In the listing below, locate the lines that hold "icon" and copy them.

((

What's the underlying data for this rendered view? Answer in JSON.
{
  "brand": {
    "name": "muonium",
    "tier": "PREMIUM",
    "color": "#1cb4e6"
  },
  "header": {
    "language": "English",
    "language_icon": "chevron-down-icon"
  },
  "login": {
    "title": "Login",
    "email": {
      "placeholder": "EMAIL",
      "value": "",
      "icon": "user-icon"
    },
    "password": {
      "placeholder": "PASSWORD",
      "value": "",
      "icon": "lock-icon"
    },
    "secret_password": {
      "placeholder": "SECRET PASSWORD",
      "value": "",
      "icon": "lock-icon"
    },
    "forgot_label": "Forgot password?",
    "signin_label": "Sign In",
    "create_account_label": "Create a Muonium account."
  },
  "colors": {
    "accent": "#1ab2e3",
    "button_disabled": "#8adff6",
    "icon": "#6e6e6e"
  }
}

))

## Written answer
    "language_icon": "chevron-down-icon"
      "icon": "user-icon"
      "icon": "lock-icon"
      "icon": "lock-icon"
    "icon": "#6e6e6e"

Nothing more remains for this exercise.